#### EXERCISE DESCRIPTION:
List all the lines in these records that hold "name".

____

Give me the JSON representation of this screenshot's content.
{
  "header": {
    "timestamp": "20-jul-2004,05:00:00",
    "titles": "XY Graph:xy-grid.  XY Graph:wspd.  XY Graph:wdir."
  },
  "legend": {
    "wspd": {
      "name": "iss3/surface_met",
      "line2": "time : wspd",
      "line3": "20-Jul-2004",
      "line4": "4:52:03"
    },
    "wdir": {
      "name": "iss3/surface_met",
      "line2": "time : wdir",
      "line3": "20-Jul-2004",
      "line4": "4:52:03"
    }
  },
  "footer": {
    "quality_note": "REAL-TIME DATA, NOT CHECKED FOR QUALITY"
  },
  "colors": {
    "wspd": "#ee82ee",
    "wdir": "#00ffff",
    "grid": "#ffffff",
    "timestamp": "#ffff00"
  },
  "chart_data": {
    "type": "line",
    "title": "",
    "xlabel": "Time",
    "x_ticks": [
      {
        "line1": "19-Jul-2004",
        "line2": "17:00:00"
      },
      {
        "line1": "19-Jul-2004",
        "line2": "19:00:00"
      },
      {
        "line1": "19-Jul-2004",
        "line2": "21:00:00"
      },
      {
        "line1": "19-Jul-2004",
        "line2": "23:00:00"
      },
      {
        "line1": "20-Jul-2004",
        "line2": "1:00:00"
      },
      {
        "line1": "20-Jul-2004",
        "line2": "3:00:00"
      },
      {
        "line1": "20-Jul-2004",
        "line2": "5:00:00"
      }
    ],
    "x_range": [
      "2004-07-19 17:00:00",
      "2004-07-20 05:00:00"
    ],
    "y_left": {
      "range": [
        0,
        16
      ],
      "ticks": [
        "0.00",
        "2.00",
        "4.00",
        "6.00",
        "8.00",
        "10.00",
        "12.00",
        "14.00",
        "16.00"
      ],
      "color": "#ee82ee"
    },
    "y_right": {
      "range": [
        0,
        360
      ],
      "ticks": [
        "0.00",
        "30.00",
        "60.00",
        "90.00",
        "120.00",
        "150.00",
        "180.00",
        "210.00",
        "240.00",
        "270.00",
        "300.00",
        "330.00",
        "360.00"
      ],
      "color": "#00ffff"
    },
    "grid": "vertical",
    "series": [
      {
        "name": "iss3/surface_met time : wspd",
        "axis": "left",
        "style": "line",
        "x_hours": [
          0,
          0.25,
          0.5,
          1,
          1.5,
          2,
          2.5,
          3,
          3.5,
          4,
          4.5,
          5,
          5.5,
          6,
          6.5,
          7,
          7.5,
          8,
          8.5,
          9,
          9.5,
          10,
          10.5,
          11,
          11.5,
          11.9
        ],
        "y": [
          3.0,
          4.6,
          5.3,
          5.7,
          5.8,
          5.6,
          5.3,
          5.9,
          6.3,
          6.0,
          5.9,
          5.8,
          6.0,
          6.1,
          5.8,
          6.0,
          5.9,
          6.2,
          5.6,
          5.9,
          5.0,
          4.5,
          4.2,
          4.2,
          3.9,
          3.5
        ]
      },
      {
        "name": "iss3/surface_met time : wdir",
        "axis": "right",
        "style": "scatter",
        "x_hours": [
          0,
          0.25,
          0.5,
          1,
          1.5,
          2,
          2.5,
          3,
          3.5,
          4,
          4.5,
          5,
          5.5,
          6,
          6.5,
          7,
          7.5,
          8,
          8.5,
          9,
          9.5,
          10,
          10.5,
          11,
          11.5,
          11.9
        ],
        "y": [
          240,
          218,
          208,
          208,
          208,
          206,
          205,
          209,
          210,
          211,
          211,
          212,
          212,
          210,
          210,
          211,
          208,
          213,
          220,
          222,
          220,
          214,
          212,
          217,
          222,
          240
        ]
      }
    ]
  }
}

____

#### SOLUTION:
      "name": "iss3/surface_met",
      "name": "iss3/surface_met",
        "name": "iss3/surface_met time : wspd",
        "name": "iss3/surface_met time : wdir",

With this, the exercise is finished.